EXERCISE DIRECTIONS - Each line that contains the string "元人民币" counts once; report how many such lines appear in the data, as a number only.

(Raw records)
____

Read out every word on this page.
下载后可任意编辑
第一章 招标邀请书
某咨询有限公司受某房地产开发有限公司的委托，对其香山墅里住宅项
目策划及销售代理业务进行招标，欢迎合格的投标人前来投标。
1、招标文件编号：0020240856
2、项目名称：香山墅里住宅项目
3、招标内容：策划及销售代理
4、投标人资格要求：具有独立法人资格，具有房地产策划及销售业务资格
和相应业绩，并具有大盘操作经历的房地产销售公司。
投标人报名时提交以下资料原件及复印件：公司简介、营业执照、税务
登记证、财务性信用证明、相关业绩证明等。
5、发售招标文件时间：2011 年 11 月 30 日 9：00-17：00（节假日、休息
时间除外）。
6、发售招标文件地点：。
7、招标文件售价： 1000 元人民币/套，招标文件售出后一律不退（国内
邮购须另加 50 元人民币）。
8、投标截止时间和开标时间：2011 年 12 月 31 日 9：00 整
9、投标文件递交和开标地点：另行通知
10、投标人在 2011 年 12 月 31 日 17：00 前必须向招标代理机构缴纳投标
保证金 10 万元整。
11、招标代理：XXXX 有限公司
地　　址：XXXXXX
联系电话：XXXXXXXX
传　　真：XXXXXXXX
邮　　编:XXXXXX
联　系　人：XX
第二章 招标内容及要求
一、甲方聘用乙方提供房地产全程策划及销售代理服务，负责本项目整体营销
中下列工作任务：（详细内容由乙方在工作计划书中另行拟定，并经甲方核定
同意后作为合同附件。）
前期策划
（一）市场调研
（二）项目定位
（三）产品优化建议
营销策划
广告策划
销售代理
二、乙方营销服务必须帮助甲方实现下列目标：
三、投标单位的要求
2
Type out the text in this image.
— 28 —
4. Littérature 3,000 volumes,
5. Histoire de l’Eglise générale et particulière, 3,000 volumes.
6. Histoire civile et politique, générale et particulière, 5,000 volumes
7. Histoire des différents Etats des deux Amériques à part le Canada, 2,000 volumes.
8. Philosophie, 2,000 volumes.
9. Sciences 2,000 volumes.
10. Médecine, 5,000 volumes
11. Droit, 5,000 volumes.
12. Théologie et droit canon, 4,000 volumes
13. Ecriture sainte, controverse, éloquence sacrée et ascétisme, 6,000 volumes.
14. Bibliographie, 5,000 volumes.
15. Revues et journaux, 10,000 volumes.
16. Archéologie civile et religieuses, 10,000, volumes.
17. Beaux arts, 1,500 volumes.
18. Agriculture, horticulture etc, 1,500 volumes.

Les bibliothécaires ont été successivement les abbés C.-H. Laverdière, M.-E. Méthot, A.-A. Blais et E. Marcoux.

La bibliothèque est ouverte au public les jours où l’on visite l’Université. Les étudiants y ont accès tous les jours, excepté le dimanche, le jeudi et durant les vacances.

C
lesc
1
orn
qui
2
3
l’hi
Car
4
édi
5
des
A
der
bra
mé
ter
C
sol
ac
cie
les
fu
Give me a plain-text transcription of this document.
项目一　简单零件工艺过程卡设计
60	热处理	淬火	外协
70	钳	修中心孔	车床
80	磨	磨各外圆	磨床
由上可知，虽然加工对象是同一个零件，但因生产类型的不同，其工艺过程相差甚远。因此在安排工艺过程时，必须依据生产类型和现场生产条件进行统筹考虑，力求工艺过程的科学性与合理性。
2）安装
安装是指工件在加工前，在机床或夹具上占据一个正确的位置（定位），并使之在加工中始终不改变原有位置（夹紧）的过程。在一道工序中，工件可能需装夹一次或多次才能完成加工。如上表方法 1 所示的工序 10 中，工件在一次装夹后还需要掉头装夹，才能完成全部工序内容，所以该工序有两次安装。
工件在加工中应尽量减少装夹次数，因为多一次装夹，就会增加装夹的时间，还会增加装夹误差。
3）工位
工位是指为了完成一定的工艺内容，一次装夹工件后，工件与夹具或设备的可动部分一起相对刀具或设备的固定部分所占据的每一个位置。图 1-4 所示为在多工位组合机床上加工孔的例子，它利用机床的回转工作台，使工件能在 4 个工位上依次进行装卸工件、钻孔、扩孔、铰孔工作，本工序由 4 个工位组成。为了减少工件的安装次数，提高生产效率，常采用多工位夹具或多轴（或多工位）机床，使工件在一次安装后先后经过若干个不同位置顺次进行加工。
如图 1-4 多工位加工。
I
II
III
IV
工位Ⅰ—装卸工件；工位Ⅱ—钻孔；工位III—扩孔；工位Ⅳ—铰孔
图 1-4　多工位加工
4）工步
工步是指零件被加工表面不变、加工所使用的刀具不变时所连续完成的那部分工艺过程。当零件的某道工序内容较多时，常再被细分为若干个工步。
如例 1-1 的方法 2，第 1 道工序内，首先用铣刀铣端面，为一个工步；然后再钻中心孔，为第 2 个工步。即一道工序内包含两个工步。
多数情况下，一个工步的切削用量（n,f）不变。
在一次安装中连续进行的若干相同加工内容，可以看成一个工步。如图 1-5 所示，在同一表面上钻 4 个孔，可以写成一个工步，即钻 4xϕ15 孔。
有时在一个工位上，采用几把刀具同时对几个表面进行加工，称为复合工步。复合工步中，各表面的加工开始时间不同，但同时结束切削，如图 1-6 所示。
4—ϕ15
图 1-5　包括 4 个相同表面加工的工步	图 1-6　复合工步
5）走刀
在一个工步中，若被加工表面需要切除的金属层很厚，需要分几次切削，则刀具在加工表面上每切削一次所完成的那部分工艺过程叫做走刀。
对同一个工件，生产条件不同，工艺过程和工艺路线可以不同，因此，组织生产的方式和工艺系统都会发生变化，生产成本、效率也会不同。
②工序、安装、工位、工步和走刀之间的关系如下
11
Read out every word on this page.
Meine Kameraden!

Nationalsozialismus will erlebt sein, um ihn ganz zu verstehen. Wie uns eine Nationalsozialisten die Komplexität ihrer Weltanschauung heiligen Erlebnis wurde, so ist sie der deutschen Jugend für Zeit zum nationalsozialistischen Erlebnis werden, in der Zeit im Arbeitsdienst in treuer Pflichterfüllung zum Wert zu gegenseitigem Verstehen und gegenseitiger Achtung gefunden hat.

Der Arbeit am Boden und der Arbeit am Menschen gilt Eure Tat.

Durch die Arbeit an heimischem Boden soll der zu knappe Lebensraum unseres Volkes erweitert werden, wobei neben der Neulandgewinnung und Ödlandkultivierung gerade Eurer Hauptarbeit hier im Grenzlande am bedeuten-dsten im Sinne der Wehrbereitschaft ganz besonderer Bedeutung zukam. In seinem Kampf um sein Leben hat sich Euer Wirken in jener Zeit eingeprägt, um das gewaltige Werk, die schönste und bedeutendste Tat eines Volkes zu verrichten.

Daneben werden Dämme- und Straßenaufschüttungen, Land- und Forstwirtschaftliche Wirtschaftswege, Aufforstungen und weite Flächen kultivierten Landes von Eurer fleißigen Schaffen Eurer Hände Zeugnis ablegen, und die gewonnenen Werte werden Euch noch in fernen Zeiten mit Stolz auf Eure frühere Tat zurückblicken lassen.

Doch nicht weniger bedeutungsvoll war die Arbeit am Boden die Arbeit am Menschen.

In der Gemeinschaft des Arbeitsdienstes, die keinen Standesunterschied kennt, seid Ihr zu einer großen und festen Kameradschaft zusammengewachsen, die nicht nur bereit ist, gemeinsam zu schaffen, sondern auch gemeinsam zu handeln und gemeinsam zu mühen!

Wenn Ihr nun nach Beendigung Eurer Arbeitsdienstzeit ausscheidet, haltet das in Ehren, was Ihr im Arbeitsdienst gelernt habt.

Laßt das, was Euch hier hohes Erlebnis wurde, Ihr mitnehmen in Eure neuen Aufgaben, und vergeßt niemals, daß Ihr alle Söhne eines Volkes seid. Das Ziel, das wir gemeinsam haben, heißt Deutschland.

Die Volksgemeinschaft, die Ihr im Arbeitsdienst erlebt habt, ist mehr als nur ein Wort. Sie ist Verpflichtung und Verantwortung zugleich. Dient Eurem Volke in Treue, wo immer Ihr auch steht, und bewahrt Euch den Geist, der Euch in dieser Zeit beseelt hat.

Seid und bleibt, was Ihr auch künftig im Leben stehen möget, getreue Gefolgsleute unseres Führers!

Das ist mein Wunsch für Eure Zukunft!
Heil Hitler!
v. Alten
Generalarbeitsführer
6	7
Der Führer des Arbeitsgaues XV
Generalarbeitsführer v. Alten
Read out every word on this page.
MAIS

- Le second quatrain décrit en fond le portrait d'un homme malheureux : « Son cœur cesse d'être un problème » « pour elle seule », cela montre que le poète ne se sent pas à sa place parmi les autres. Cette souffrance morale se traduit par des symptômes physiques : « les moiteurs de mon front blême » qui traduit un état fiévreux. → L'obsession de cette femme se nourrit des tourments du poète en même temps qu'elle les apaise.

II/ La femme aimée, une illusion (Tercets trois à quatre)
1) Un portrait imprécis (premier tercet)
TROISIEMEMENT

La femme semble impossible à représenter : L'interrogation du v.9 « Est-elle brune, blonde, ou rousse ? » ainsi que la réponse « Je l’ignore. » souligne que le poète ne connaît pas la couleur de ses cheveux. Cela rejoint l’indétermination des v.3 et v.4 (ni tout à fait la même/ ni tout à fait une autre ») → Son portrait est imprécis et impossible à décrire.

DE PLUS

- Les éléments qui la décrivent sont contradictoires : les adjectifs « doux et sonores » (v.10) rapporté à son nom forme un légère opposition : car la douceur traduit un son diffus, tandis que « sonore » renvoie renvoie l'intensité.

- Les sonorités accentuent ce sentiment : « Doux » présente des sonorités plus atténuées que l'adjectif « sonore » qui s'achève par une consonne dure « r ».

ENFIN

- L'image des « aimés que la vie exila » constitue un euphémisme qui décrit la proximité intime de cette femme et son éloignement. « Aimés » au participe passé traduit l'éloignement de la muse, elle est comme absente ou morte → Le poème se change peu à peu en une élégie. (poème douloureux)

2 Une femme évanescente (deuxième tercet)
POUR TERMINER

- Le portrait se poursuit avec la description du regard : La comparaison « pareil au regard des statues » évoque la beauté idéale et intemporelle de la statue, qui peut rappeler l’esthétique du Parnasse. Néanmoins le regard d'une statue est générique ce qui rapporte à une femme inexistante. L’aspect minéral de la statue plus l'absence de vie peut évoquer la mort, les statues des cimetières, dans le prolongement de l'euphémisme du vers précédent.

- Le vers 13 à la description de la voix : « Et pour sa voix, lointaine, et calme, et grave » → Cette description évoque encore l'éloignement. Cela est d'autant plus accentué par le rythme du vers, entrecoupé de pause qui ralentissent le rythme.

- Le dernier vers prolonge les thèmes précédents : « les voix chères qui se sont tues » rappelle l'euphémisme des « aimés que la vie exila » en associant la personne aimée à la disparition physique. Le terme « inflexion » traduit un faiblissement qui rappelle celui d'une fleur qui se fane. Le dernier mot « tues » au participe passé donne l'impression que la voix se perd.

____

ANSWER - 2